**PROMPT:** Keep only the lines of the data below that contain "Summons", and copy them.

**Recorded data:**
***
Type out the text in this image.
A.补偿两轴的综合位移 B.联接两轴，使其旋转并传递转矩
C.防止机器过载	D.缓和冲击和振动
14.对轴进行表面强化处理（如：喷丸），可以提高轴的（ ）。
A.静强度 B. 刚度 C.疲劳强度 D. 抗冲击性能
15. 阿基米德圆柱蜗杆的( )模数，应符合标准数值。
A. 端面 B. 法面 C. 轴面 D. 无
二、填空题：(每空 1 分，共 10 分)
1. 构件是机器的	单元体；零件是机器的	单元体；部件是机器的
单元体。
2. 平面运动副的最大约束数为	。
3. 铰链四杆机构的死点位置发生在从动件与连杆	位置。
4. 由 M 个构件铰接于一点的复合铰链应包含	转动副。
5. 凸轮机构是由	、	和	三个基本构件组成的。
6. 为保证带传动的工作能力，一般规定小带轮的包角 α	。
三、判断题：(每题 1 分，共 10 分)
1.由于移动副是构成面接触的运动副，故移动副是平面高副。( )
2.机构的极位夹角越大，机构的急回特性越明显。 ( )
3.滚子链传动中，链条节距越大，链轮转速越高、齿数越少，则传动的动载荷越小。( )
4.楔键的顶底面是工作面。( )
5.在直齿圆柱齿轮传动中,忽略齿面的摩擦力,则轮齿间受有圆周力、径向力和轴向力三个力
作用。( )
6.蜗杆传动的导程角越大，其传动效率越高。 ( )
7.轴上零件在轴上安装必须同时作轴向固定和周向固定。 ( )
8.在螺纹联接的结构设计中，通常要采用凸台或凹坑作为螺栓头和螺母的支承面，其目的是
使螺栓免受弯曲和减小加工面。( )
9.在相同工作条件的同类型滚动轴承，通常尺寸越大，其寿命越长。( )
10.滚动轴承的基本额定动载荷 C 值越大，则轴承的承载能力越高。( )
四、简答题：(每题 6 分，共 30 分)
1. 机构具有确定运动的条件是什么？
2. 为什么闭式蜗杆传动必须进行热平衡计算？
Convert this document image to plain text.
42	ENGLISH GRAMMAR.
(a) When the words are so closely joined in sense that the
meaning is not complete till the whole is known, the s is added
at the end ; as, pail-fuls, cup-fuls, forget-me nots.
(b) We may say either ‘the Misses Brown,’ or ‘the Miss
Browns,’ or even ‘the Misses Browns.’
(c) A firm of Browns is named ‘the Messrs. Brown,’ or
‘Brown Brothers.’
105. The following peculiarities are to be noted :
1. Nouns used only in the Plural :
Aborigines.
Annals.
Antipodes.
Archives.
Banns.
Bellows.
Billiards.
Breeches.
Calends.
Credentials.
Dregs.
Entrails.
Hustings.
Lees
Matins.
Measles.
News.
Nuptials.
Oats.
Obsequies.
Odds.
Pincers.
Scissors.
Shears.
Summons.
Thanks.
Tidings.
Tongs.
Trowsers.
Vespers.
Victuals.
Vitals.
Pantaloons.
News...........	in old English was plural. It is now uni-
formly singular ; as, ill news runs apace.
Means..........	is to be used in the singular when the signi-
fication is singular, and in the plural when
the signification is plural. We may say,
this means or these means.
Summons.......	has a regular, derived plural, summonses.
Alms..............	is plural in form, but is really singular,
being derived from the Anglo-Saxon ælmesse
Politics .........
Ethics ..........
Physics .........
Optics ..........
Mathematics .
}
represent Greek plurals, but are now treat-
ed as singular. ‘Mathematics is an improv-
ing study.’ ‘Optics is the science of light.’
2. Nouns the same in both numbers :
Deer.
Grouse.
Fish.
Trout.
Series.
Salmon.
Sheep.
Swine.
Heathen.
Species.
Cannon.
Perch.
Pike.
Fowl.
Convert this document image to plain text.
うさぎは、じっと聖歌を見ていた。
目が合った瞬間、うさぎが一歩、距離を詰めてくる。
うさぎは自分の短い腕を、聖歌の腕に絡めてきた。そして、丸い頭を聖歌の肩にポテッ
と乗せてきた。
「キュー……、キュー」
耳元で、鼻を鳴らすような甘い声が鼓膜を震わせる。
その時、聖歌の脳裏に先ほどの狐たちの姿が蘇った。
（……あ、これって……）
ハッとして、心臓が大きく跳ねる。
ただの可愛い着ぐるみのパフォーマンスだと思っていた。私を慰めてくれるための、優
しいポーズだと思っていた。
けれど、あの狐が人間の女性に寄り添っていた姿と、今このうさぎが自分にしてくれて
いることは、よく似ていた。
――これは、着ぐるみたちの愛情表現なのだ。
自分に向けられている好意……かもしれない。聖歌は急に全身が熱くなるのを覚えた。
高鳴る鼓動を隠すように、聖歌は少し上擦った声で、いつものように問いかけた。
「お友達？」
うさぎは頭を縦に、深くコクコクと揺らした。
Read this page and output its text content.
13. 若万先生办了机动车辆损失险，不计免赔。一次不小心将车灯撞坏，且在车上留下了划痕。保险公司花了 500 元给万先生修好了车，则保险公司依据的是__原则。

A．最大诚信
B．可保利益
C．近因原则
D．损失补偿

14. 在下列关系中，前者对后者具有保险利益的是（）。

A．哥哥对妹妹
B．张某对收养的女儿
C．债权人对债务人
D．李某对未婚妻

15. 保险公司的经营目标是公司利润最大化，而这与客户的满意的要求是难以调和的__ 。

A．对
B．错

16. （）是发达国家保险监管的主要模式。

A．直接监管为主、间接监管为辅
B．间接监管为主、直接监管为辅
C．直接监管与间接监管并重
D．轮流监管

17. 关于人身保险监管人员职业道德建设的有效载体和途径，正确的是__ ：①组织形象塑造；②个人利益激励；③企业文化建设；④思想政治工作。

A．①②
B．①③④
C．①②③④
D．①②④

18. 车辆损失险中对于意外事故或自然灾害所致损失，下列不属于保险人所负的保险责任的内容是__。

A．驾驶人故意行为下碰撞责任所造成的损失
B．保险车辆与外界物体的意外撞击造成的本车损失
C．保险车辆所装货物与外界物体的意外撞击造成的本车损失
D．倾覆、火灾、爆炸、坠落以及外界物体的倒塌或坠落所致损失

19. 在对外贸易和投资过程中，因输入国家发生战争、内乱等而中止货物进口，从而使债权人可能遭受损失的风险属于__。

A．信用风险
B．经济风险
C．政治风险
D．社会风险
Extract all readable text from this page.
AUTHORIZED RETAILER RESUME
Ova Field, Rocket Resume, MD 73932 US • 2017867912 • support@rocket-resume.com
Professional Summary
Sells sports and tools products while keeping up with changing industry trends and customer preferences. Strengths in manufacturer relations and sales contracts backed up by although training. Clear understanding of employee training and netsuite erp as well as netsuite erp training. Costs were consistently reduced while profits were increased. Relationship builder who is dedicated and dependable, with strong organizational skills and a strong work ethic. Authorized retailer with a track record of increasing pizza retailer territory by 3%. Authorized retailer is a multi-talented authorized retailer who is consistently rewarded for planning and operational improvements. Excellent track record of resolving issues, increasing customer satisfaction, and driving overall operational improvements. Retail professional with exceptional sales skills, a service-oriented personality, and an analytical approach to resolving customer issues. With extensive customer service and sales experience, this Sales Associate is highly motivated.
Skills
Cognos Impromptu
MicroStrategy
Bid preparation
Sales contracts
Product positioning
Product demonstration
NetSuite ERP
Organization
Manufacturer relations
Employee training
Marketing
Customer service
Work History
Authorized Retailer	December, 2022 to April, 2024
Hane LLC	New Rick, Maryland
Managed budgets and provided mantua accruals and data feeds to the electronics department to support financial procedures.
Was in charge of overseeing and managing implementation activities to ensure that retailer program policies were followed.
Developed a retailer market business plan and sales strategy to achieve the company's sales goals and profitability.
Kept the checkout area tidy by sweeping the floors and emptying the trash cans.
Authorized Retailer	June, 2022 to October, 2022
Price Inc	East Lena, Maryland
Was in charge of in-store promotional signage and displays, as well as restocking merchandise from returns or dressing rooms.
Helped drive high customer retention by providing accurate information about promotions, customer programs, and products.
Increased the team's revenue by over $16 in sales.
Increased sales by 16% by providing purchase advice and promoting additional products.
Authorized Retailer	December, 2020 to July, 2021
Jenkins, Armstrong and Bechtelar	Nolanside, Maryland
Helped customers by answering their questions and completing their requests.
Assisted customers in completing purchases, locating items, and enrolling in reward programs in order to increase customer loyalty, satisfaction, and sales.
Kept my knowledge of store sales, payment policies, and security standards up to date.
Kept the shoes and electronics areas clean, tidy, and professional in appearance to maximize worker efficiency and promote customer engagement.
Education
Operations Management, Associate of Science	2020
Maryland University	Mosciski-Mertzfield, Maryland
***
**EXPECTED OUTPUT:**
Summons.
Summons.......	has a regular, derived plural, summonses.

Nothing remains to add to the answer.